::: Records for this task :::

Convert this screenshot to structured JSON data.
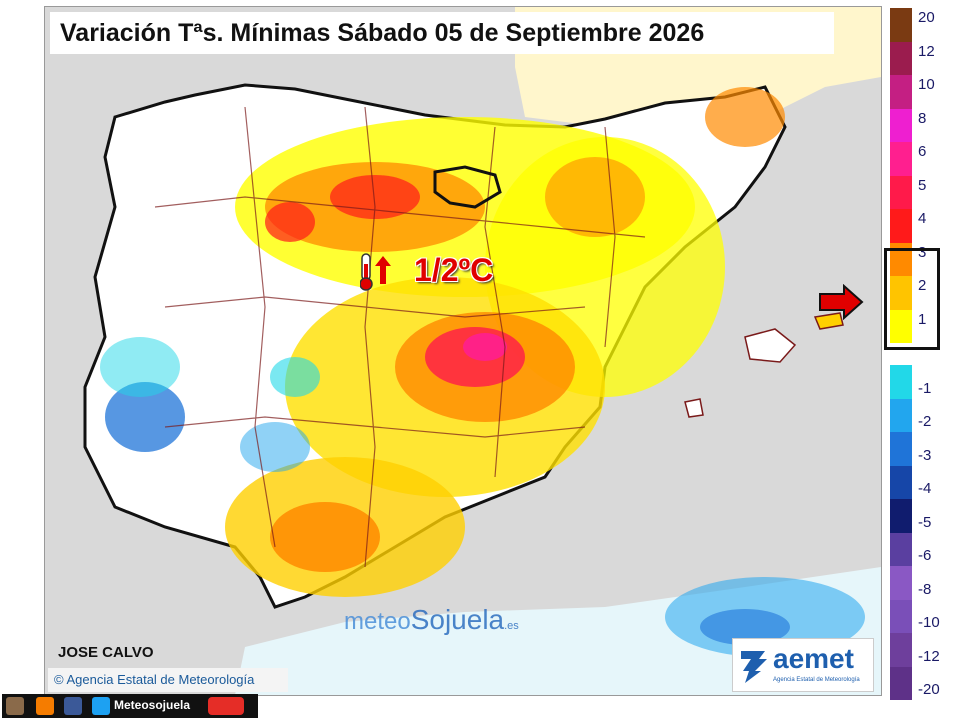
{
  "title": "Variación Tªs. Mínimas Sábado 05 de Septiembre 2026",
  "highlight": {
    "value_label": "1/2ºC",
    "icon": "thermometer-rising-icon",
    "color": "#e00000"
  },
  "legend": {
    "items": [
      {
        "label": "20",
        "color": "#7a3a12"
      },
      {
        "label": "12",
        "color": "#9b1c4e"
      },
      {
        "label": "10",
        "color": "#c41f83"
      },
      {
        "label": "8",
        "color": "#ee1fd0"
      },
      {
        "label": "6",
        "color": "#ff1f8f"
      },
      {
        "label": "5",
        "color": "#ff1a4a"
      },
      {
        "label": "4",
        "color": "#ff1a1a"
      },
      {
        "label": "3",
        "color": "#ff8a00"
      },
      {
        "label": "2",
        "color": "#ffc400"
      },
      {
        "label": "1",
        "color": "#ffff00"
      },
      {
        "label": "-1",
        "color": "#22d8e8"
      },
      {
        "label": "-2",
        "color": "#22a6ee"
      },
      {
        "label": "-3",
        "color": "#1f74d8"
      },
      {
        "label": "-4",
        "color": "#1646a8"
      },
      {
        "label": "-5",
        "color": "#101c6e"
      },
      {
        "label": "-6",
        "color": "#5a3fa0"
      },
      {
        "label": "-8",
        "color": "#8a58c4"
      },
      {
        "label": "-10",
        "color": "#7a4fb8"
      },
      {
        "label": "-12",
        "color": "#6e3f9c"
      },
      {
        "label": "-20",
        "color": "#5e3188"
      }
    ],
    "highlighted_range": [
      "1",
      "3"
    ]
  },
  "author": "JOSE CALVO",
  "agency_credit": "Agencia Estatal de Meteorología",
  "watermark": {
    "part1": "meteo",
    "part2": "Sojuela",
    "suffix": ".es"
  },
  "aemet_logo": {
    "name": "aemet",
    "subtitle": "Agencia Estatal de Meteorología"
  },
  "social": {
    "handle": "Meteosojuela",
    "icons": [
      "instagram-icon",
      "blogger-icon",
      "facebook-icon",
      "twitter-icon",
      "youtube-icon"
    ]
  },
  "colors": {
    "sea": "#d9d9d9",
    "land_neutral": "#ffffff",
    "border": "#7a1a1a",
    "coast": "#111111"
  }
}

:::
::: Records for this task :::

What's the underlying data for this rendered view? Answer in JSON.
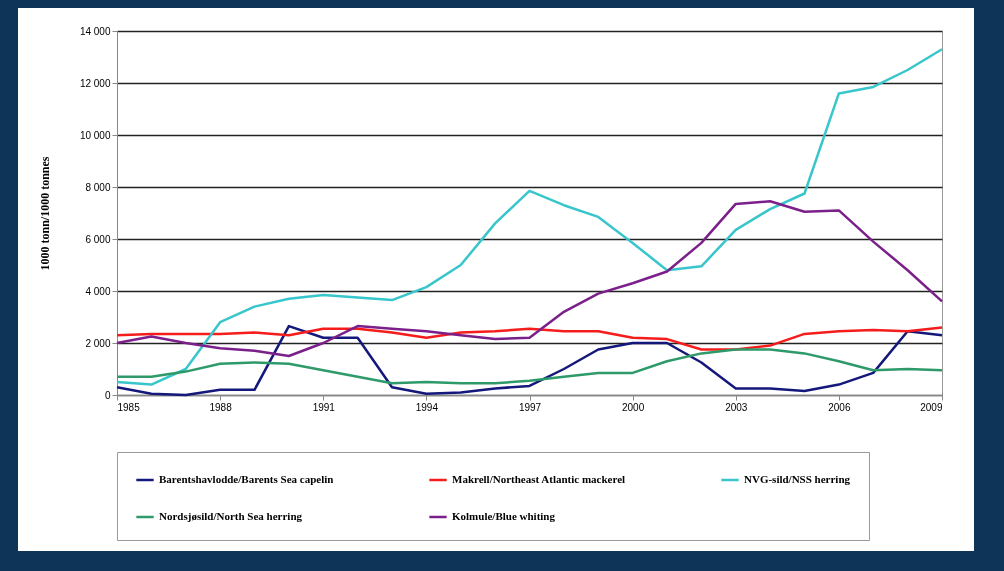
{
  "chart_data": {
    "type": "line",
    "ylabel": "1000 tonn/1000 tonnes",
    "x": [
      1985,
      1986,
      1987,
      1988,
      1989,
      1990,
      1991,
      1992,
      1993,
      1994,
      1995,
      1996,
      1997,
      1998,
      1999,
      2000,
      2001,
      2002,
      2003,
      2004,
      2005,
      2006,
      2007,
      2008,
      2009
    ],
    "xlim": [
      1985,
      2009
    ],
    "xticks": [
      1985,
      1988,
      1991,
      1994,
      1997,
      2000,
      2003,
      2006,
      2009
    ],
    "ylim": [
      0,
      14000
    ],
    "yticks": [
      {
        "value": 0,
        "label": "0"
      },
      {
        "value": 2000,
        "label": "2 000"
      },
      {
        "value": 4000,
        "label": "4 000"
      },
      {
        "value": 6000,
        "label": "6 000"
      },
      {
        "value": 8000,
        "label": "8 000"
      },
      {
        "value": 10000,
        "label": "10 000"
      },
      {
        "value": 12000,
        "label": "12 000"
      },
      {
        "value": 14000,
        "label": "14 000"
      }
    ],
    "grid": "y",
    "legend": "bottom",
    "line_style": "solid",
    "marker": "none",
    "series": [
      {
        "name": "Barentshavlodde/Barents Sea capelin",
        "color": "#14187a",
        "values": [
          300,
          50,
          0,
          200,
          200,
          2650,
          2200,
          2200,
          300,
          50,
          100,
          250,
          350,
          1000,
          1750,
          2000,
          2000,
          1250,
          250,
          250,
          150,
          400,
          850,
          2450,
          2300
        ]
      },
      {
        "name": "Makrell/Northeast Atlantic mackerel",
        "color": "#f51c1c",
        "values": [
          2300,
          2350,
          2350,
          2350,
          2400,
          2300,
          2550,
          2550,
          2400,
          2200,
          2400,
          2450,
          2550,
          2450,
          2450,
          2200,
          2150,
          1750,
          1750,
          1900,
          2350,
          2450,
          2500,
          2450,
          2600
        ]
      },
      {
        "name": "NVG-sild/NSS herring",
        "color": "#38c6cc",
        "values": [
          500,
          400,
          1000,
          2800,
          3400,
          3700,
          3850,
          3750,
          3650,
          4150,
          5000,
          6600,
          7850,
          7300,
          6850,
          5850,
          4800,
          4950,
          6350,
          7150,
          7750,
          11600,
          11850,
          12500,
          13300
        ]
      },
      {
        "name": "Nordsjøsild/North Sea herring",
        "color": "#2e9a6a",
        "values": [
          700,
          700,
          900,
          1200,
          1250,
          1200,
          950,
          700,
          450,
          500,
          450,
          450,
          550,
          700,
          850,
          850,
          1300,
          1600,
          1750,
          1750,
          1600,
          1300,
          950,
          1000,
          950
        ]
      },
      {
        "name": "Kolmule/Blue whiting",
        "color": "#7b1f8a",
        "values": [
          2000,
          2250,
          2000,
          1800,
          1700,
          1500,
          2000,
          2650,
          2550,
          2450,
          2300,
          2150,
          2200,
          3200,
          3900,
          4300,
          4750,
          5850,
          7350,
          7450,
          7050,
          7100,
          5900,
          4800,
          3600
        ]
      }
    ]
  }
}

:::

Short task: In the listing above, find each line with the word "name" and copy it.

Finished task:
    "name": "aemet",
        "name": "Barentshavlodde/Barents Sea capelin",
        "name": "Makrell/Northeast Atlantic mackerel",
        "name": "NVG-sild/NSS herring",
        "name": "Nordsjøsild/North Sea herring",
        "name": "Kolmule/Blue whiting",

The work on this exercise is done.